* Records for processing
****

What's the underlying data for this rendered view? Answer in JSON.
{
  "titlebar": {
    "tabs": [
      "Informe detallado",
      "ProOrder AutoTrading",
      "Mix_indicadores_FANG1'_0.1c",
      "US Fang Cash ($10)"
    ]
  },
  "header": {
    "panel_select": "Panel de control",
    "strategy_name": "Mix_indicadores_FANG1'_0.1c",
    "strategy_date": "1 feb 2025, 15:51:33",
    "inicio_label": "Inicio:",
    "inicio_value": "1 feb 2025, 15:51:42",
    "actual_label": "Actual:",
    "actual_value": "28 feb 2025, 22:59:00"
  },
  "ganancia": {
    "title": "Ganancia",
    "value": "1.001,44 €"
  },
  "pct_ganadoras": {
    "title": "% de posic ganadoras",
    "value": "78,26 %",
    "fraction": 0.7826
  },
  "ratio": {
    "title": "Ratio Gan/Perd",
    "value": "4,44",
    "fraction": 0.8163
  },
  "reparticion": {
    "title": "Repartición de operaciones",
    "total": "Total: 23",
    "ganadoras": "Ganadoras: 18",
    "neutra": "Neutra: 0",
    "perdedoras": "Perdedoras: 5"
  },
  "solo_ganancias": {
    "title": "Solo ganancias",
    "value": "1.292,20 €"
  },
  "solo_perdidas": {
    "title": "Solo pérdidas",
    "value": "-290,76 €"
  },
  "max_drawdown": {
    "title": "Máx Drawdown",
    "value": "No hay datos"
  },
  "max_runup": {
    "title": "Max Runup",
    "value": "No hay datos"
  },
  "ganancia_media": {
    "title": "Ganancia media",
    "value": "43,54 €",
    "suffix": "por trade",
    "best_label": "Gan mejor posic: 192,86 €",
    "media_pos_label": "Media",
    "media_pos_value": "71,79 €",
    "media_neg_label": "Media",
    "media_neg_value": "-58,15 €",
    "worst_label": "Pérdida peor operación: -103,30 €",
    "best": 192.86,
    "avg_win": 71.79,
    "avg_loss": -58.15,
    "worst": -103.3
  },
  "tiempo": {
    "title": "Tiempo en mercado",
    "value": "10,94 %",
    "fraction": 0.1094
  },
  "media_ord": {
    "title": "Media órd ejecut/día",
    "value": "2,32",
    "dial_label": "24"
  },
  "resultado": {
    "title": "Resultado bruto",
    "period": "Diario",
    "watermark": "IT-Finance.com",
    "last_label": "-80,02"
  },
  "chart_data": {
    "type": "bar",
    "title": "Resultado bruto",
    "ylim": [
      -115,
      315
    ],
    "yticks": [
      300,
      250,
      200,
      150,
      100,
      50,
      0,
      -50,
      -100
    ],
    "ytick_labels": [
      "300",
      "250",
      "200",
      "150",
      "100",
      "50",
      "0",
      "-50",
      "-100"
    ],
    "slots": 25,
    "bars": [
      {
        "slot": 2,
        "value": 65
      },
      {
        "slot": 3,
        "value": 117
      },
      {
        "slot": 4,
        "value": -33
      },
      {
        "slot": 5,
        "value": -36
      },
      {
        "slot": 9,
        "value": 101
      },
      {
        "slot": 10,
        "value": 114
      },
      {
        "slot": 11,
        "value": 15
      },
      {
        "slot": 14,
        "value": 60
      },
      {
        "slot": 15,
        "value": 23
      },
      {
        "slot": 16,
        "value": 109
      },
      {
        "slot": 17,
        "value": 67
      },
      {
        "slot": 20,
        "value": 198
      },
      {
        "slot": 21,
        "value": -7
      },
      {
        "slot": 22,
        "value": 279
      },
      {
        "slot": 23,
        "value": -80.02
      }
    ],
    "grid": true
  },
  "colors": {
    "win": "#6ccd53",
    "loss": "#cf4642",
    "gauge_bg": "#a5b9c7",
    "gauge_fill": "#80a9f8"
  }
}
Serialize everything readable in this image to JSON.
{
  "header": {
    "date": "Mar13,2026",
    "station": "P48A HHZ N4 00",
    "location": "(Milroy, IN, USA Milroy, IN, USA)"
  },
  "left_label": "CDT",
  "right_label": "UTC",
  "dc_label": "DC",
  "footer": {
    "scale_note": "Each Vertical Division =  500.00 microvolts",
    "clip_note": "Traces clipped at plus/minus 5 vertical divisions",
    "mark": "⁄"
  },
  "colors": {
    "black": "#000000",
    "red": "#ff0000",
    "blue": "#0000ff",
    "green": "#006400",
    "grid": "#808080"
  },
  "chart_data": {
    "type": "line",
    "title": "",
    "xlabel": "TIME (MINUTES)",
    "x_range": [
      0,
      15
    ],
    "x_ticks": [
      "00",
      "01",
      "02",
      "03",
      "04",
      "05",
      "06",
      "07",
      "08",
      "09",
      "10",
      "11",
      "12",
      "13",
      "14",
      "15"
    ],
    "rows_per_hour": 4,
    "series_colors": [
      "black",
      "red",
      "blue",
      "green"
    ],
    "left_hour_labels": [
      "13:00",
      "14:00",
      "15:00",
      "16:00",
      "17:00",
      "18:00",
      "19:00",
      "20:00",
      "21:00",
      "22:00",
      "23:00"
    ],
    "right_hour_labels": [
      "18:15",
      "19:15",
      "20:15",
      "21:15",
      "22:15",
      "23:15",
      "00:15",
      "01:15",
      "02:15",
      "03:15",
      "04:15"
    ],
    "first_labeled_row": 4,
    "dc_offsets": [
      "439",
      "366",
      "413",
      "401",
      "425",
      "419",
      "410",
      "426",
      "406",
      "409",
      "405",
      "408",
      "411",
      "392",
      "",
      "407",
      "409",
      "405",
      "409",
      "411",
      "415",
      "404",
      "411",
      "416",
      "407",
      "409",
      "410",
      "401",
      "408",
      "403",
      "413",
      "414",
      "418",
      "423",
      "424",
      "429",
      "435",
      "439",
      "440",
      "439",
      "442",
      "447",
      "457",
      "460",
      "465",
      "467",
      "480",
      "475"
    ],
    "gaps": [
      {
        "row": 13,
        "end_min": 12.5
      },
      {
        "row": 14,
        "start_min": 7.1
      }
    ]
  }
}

****

* Directions for this task
Extract from the data every line where "JSON" shows up.

* Solution for this problem
What's the underlying data for this rendered view? Answer in JSON.
Serialize everything readable in this image to JSON.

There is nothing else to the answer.